> Set exercise:
Filter for the word "Report" and keep each matching line.

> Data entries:
□ □ □ □ □ □ □
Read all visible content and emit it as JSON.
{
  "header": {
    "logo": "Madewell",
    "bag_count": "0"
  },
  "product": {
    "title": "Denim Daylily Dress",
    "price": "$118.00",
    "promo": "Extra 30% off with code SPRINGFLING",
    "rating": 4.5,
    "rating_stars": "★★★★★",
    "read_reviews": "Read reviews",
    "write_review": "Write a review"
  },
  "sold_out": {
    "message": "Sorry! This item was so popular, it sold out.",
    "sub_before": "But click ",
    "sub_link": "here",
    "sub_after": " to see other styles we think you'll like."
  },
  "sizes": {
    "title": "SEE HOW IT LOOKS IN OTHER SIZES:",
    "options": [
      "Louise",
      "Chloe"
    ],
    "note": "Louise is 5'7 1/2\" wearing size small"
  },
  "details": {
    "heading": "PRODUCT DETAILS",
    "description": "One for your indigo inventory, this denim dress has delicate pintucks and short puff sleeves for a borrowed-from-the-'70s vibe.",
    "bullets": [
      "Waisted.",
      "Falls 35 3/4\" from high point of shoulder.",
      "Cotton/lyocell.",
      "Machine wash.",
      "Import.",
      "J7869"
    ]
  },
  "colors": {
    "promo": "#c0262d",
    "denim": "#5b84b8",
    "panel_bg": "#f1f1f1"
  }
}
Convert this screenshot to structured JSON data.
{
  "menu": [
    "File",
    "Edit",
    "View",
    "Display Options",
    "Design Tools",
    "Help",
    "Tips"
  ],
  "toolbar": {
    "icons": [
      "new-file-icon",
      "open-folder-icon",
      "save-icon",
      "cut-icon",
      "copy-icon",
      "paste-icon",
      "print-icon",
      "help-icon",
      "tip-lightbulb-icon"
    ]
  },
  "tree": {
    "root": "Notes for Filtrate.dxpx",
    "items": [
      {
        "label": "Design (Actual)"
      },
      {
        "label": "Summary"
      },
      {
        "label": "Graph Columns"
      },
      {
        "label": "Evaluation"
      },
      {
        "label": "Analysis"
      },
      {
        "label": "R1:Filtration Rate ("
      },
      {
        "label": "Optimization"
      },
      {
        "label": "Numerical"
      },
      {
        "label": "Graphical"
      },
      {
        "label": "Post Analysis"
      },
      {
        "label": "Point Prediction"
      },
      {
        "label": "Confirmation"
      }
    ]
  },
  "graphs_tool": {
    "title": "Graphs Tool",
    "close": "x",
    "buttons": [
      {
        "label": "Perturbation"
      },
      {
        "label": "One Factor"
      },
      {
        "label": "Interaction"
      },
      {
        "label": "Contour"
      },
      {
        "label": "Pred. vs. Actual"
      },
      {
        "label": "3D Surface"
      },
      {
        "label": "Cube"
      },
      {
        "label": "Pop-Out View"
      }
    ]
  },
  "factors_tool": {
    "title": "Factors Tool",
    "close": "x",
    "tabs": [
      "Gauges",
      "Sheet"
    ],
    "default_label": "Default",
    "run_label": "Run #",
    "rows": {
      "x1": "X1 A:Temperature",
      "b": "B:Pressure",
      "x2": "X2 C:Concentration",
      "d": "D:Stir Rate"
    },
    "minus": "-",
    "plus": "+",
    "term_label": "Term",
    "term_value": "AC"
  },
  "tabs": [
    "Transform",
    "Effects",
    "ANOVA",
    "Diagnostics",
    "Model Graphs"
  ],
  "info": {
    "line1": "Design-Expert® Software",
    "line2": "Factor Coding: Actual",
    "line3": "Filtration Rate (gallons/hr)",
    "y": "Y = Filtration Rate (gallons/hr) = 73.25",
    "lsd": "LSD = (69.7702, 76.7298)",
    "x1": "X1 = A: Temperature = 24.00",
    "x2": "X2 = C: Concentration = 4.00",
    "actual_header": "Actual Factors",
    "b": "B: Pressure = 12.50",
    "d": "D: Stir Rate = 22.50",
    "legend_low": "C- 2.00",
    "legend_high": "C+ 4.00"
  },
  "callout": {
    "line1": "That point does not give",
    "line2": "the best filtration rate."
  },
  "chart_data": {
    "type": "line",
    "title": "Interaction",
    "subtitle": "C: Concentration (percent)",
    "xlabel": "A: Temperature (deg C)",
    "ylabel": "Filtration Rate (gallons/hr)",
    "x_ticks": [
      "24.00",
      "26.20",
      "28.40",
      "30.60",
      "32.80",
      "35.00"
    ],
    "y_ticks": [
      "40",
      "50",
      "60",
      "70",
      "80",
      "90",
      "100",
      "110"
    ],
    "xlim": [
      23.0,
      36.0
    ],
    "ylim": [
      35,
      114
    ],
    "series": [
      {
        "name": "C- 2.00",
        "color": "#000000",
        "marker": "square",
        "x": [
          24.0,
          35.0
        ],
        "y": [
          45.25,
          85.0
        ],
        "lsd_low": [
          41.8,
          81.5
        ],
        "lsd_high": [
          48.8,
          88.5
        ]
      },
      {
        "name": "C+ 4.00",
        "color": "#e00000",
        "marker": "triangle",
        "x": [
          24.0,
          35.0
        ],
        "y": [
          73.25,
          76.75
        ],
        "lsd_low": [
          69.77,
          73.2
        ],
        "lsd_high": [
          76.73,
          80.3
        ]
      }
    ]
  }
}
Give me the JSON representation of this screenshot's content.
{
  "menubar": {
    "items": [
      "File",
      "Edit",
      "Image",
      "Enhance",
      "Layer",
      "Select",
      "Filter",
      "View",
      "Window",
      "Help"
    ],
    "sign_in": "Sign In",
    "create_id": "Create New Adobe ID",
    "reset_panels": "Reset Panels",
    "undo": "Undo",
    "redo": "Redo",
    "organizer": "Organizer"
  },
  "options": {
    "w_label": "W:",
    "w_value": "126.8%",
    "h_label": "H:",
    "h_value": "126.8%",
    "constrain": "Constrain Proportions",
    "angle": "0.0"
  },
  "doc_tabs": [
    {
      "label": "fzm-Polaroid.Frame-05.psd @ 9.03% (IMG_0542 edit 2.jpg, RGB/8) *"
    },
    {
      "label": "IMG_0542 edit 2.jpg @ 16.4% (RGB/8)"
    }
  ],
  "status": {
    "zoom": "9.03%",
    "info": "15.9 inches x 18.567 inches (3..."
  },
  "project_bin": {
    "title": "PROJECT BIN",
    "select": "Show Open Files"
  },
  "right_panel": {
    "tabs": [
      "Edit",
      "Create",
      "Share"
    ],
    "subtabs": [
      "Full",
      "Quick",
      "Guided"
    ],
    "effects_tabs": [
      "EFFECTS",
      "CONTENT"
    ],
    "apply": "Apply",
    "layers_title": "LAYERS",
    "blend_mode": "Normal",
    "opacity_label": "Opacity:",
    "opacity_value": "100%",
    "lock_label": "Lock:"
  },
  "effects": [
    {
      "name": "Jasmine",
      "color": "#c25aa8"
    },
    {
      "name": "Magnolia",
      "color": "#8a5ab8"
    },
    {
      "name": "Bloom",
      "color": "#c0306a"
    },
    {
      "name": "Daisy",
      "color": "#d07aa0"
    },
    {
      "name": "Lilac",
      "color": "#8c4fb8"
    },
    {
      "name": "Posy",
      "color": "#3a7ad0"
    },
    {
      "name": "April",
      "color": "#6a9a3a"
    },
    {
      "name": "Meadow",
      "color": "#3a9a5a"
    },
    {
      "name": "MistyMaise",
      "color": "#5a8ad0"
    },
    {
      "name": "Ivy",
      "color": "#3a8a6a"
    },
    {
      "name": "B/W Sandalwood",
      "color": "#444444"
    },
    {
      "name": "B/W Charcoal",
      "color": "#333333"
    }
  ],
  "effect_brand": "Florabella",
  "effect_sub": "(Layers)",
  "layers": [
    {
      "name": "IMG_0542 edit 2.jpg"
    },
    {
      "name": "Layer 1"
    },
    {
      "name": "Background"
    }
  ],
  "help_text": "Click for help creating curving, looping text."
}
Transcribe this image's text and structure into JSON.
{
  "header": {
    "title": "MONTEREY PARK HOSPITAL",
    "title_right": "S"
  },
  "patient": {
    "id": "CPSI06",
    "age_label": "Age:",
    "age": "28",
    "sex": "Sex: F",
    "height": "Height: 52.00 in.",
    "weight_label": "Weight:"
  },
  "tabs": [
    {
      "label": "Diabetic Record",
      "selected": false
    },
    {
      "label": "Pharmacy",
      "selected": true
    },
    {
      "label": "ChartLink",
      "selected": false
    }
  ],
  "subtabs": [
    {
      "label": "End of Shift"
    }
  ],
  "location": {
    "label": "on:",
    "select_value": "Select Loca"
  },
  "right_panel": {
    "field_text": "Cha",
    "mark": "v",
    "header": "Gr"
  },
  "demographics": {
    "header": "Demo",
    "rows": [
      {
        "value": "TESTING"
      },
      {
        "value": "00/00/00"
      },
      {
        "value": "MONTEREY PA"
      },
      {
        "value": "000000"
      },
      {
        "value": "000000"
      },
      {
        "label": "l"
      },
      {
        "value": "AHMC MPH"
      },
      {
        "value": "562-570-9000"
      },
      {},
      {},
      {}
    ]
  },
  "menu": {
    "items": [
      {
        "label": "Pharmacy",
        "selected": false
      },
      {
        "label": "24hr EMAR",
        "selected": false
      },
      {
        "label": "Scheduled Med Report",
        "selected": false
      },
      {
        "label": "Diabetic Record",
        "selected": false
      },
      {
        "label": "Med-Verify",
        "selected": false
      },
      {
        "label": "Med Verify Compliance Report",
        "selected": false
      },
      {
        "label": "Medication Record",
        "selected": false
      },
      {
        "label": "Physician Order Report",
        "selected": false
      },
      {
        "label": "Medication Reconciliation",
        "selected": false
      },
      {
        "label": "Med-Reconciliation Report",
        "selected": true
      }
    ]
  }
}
□ □ □ □ □ □ □
> Expected answer:
        "label": "Scheduled Med Report",
        "label": "Med Verify Compliance Report",
        "label": "Physician Order Report",
        "label": "Med-Reconciliation Report",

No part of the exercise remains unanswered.